Raw data >>
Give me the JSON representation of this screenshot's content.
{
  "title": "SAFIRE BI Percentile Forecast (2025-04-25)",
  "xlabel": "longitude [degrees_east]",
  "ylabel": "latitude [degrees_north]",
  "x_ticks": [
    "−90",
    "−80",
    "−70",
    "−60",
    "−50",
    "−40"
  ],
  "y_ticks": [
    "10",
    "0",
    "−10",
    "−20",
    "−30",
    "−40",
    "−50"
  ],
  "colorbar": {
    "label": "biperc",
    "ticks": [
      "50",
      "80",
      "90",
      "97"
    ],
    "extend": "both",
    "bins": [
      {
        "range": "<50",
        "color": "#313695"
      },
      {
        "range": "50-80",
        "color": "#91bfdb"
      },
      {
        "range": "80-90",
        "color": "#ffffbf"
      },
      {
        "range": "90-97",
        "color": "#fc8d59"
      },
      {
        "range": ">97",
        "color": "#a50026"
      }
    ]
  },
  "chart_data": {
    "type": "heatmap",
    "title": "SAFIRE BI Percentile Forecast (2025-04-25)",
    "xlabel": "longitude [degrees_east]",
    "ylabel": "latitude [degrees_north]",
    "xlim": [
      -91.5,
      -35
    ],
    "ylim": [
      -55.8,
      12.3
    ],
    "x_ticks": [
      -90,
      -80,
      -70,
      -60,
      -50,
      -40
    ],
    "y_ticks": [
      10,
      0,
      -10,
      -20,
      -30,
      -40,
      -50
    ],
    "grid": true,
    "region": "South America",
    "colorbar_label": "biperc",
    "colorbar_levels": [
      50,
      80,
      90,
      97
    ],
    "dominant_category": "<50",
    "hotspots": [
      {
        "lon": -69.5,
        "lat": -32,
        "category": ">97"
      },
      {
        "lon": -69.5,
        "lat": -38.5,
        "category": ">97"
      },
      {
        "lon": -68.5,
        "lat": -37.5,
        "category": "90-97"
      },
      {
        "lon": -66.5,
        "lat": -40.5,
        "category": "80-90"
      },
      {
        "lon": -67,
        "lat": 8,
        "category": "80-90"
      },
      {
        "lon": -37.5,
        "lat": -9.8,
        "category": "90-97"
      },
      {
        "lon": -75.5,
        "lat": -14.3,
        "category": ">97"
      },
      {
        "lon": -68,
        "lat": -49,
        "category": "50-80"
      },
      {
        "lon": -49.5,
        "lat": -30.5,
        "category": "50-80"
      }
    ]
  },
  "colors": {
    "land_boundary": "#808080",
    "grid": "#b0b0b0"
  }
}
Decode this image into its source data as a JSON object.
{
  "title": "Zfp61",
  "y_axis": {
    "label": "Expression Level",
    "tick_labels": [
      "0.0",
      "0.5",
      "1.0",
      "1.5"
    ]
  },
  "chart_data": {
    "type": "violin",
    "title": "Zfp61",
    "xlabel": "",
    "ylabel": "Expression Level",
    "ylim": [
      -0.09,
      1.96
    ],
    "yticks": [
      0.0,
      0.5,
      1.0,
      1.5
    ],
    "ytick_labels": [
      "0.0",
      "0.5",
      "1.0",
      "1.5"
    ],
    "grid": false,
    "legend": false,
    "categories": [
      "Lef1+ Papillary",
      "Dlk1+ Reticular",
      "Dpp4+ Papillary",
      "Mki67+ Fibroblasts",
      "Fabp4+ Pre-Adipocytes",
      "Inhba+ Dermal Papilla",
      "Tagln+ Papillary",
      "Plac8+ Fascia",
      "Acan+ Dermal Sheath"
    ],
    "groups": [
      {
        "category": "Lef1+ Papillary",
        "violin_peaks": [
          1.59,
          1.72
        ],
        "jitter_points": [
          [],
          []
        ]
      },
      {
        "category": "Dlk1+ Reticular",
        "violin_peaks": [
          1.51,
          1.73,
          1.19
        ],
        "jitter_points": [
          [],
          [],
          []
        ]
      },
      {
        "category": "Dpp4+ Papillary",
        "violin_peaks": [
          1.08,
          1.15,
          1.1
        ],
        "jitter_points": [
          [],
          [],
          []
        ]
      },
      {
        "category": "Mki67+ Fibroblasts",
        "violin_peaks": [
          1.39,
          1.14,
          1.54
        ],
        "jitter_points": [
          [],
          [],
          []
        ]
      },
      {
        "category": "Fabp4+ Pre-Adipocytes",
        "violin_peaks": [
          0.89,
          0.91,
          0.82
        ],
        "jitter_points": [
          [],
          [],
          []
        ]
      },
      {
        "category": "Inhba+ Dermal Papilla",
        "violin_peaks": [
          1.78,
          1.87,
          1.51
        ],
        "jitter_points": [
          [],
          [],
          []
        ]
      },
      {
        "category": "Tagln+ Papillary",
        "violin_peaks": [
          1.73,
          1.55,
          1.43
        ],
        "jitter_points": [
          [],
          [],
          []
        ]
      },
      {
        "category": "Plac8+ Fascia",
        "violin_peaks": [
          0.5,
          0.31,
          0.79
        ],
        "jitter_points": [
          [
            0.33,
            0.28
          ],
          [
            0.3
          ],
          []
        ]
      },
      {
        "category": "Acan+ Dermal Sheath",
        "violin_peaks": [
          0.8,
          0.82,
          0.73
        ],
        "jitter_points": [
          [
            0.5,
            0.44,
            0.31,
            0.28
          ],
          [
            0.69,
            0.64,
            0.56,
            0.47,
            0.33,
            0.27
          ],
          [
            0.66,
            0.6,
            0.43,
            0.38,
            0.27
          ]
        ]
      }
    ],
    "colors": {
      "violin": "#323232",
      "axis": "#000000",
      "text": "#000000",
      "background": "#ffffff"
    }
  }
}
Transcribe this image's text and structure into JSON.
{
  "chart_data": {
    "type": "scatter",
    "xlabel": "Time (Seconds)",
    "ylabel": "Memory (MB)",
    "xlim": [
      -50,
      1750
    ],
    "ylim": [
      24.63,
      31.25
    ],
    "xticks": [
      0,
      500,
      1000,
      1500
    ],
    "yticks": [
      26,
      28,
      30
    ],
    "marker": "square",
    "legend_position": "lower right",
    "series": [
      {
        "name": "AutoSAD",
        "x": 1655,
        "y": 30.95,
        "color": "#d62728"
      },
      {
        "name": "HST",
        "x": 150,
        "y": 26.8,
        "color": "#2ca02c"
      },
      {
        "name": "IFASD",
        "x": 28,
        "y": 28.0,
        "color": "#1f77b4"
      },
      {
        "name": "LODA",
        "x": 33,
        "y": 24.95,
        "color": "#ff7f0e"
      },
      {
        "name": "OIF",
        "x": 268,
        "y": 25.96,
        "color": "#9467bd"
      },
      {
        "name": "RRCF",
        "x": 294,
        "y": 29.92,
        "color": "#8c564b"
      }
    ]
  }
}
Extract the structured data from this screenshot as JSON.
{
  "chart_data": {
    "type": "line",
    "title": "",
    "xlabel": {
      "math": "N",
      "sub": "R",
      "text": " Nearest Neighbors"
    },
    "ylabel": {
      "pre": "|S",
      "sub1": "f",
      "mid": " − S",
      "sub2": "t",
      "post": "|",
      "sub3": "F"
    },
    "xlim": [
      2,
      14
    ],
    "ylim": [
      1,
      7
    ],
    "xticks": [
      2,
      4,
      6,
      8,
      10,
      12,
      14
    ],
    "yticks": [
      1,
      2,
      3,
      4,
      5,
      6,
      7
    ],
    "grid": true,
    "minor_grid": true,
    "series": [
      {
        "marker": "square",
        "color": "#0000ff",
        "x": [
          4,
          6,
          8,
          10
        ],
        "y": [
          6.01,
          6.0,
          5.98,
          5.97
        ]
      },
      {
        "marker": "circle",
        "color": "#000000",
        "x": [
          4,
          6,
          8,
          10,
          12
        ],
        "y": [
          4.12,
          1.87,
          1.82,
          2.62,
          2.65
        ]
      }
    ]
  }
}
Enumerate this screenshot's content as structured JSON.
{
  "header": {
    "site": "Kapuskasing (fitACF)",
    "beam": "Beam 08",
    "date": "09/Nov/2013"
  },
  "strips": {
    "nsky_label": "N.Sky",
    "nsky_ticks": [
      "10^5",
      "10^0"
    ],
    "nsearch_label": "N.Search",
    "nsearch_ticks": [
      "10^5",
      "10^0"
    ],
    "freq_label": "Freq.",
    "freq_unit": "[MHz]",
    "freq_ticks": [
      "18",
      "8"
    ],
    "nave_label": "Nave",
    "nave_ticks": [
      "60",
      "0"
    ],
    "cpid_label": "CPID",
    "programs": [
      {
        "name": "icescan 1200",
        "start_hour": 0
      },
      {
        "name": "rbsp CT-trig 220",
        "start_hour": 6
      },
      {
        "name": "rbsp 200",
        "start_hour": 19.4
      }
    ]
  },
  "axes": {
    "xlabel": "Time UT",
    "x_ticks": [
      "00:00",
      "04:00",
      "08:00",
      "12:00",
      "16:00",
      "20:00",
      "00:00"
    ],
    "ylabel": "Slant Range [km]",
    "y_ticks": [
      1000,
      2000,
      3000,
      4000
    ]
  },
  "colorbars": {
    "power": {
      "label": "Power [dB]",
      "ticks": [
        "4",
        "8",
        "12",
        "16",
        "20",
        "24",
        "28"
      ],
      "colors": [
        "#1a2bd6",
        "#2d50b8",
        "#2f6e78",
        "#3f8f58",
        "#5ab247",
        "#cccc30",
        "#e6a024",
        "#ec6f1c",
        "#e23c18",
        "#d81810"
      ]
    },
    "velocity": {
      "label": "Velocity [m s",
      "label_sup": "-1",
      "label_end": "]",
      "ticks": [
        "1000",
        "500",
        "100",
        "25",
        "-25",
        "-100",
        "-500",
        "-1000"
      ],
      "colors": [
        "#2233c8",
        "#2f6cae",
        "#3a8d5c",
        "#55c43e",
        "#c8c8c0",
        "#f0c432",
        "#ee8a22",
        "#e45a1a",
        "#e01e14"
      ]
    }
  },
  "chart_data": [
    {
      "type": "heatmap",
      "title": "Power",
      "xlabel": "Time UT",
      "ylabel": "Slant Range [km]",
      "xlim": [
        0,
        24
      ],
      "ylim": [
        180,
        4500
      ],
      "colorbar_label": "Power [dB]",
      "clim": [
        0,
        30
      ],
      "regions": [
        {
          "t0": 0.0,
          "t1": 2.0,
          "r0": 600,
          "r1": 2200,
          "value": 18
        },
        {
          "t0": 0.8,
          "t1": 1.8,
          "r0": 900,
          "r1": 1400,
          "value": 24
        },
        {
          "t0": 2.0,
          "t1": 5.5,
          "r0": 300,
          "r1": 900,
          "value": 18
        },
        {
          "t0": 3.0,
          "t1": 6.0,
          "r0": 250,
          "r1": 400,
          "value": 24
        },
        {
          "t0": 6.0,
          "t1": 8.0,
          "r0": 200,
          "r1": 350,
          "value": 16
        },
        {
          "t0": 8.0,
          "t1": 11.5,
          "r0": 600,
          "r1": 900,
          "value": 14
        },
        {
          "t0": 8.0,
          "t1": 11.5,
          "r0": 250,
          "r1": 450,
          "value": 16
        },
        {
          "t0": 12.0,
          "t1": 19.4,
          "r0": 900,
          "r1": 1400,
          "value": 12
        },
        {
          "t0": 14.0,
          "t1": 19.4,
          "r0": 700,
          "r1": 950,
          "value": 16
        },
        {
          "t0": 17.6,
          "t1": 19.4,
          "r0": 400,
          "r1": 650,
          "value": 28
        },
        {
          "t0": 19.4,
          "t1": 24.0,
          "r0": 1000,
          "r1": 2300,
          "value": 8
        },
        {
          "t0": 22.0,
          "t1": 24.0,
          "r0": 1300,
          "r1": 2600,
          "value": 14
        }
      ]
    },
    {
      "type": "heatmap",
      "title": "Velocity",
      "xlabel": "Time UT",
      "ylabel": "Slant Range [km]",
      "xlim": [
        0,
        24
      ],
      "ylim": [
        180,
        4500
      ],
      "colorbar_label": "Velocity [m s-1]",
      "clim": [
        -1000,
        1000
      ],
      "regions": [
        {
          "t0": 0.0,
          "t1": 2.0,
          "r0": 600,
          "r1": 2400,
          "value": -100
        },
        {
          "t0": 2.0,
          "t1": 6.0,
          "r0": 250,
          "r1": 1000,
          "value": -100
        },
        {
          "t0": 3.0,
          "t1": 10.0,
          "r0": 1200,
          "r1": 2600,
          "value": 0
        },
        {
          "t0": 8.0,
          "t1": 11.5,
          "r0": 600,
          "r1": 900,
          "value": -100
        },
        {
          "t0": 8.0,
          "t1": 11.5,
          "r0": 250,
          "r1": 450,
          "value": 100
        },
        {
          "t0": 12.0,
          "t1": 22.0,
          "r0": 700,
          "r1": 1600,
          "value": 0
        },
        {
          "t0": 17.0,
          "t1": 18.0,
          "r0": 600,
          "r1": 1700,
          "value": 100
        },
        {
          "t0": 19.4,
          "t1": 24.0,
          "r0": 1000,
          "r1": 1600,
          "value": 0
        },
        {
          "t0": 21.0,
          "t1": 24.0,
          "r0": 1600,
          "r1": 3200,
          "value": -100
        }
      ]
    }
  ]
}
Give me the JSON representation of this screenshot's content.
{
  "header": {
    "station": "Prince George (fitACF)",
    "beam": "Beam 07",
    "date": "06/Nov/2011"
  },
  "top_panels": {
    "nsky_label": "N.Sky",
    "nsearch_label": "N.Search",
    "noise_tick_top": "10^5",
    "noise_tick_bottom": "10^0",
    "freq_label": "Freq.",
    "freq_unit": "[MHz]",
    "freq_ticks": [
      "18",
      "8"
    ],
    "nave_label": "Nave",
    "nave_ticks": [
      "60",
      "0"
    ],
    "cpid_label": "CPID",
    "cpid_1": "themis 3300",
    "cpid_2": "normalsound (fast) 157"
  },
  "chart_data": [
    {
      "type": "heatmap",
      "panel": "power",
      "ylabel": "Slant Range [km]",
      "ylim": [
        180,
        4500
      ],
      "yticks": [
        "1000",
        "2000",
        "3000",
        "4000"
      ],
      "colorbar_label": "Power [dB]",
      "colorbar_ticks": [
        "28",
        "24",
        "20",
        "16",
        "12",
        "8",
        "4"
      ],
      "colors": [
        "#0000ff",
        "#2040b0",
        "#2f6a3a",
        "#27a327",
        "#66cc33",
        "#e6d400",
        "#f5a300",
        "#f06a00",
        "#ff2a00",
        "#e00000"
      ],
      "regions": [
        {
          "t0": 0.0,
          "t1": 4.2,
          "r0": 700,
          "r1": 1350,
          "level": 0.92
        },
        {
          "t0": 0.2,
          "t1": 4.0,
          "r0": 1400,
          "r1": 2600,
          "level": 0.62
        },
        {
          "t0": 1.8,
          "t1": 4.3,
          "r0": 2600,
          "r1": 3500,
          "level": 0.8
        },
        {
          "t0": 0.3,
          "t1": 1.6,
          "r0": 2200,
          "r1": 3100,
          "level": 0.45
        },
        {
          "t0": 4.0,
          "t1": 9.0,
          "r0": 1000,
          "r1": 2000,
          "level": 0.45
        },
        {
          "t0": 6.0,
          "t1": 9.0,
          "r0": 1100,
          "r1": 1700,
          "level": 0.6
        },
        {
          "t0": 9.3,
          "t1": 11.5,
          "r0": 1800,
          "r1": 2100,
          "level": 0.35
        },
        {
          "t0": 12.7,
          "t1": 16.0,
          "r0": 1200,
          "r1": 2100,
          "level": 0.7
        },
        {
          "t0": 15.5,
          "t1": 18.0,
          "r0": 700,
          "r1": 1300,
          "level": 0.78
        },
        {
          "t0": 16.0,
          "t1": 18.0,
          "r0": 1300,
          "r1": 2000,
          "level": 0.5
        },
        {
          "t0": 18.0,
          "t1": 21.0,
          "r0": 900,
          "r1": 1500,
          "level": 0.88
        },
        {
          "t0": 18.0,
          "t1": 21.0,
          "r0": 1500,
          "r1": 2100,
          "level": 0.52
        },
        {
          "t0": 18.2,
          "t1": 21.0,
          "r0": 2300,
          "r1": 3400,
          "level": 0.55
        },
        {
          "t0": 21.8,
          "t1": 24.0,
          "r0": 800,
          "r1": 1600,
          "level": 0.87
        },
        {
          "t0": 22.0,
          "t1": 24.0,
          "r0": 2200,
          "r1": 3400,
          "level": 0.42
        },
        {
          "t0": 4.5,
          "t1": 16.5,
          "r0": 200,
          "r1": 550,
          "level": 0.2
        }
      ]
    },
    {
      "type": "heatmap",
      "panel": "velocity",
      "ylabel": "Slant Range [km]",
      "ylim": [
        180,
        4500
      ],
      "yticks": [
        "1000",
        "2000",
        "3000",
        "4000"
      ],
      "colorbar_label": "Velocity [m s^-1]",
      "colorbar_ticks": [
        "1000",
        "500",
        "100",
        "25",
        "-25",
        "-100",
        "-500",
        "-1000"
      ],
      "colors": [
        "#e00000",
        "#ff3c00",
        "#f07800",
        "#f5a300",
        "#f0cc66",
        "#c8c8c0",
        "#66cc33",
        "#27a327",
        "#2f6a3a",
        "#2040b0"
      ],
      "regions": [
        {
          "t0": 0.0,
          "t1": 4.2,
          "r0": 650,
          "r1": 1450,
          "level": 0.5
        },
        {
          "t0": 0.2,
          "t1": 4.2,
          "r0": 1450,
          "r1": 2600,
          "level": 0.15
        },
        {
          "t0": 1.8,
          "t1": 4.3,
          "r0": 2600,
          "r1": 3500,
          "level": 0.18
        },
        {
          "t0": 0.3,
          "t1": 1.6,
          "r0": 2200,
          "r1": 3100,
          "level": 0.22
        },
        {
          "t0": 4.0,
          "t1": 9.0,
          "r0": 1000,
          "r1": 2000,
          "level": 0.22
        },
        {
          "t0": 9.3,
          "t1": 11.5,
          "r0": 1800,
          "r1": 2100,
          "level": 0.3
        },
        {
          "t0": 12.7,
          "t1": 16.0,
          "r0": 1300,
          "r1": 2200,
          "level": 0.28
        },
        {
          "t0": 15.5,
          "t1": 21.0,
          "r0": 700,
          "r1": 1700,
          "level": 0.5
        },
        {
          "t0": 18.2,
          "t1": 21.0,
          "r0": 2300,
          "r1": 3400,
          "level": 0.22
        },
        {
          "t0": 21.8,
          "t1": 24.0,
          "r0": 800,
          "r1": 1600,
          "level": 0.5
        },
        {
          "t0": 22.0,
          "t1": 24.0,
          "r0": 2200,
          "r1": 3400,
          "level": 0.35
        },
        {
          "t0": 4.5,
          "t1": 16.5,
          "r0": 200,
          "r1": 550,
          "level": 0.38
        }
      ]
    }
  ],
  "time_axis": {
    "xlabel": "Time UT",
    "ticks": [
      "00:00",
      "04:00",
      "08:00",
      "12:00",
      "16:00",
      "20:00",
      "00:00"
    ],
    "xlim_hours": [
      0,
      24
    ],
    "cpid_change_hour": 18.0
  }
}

Task requirements >>
Pull out all lines in the data above that include "Fascia".

Answer >>
      "Plac8+ Fascia",
        "category": "Plac8+ Fascia",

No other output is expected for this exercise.